▶ **Excerpt provided**:
- - - - -

Why `torch::jit::pop` (and sometimes push) is worse for performance than direct `std::vector` access

There is a convenient interface for stacks of IValues represented as std::vector<IValue> in ATen’s stack.h. Unfortunately, torch::jit::pop() in particular can easily be a performance problem relative to using the native std::vector API. For your convenience, here is pop():

static inline IValue pop(Stack& stack) {
  auto r = std::move(stack.back());
  stack.pop_back();
  return r;
}

There is nothing wrong with this implementation; it does what it needs to do in order to implement the pop() interface. The problem is that even if pop() is inlined, the compiler cannot help it out as much as would be needed. The C++ copy elision rules only permit copies (and thus moves, which are just optimized copies) to be elided in specific circumstances, which typical use of pop() does not qualify for. Let’s take a look at some examples, which I’ve also set up on Compiler Explorer so that we can easily see how many copy and move operations are happening.

Just pop() a stack

First, let’s suppose you want to remove the last value from a Stack. You could do it with pop():

void justPop(Stack& stack) {
  pop(stack);
}

or you could use std::vector::pop_back() directly:

void justPopManual(Stack& stack) {
  stack.pop_back();
}

The problem is that, in the first case, you are creating a new move of a Value, and that cannot be elided even though the Value is unused! If we go look on Compiler Explorer, we can see that justPop does one Value move construction and two Value destructions, whereas justPopManual does just one Value destruction.

Pop one value and push another

Let’s suppose that we want to pop a value off the stack and push another value:

void popAndPush(Stack& stack) {
    auto v = pop(stack);
    // Some accessor on Value that returns another Value; compare IValue::toObject()

- - - - -

▶ **Data**:
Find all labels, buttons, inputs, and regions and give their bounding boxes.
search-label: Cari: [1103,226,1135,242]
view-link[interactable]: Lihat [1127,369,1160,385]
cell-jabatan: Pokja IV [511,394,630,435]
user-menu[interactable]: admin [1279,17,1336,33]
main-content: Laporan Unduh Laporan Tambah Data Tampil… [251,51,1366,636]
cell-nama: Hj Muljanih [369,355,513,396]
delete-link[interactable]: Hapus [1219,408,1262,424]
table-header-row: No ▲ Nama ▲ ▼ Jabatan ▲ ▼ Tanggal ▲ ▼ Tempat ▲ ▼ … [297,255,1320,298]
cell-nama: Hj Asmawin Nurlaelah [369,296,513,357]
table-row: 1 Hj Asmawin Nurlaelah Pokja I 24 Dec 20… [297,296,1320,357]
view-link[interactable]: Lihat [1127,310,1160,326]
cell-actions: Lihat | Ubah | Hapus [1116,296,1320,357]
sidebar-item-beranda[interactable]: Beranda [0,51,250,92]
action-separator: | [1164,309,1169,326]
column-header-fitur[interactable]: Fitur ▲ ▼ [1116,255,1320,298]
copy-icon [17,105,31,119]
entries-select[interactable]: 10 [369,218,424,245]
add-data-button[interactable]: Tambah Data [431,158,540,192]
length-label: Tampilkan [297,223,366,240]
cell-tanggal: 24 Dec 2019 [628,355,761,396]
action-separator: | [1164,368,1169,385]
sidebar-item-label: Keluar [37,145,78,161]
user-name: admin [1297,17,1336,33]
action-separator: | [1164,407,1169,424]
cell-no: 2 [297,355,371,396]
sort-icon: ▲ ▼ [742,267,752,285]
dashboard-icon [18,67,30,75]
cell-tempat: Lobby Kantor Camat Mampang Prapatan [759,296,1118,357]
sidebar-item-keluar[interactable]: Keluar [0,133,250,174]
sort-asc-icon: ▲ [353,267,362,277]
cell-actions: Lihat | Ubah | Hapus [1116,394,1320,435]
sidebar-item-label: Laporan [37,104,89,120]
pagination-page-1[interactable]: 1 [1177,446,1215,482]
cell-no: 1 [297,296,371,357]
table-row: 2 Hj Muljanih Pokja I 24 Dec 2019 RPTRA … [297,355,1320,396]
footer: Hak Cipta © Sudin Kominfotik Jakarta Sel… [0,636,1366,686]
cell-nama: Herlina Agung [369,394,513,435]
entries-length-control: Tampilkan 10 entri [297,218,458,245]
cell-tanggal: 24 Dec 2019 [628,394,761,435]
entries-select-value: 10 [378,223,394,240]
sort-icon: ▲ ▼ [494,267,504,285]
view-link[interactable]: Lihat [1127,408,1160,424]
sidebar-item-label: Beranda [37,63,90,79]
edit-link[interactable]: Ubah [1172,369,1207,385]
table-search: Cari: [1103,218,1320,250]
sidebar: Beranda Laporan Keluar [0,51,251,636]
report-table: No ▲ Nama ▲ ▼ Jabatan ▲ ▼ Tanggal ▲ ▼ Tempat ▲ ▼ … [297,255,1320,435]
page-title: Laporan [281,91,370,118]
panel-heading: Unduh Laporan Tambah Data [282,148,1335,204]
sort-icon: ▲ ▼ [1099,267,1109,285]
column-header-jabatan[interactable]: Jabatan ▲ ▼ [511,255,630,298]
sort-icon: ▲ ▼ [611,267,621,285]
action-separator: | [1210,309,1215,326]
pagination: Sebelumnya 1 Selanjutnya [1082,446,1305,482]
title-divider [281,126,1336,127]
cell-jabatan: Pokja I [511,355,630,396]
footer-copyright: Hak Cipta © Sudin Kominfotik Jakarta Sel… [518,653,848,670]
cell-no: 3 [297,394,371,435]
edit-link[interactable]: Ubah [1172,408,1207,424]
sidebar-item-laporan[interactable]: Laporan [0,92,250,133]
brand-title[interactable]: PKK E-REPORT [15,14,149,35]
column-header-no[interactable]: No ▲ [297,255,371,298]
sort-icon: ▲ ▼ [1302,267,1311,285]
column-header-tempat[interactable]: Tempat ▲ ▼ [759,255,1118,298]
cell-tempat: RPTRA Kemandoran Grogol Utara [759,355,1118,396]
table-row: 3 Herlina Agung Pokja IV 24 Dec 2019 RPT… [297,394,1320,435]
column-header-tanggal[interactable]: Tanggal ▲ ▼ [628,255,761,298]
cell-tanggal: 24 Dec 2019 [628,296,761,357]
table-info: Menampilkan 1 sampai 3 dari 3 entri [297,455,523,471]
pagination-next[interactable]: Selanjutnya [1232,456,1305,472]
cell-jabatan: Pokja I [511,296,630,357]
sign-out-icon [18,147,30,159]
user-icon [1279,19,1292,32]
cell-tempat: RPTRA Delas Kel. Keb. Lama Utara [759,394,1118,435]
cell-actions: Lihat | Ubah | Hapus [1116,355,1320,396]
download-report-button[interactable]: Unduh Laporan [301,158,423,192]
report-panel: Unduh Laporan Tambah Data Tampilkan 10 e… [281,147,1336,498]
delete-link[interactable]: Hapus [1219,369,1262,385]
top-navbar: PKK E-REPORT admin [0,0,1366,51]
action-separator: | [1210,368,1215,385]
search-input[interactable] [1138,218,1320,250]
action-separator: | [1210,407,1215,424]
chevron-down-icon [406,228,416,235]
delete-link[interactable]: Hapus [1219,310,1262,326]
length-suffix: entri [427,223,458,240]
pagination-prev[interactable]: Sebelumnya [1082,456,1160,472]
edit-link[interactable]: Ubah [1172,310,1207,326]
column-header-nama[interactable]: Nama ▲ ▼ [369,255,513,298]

- - - - -

▶ **Check your understanding**:
• A. In the text on torch::jit::pop performance, change "justPopManual" to "justPopBack" and give the passage from "void justPop(Stack& stack)" up to and including "one Value destruction.".
• B. Go on with the text on torch::jit::pop performance, starting right after its last line.

▶ **Answer section**:
• A.
void justPop(Stack& stack) {
  pop(stack);
}

or you could use std::vector::pop_back() directly:

void justPopBack(Stack& stack) {
  stack.pop_back();
}

The problem is that, in the first case, you are creating a new move of a Value, and that cannot be elided even though the Value is unused! If we go look on Compiler Explorer, we can see that justPop does one Value move construction and two Value destructions, whereas justPopBack does just one Value destruction.

• B.
    stack.push_back(v.subValue());
}

We can do this better by not popping or pushing at all, but rather using assigment:

void popAndPushManual(Stack& stack) {
    stack.back() = stack.back().subValue();
}

Again checking assembly to confirm, popAndPush does two move constructions and 3 Value destructor calls (and emits code to conditionally extend the vector), whereas popAndPushManual does one move assignment and one Value destructor call.

Extracting multiple items from the stack

Let’s say we want to grab a few items from the end of the stack:

void multiGet(Stack& stack, std::vector<Value>& out, int N) {
  for (int ii = 0; ii < N; ii++) {
      out[ii] = pop(stack);
  }
}

Again, we can do better by moving off the stack without popping and then erasing the end of the stack:

void multiGetManual(Stack& stack, std::vector<Value>& out, int N) {
  for (int ii = 0; ii < N; ii++) {
      out[ii] = std::move(*(stack.end() - 1 - ii));
  }
  stack.erase(stack.end() - N, stack.end());
}

multiGet does 1 move construction, 1 move assignment, and 2 destructor calls per loop iteration. multiGetManual does 1 move assignment and 1 destructor call.

Why does this matter?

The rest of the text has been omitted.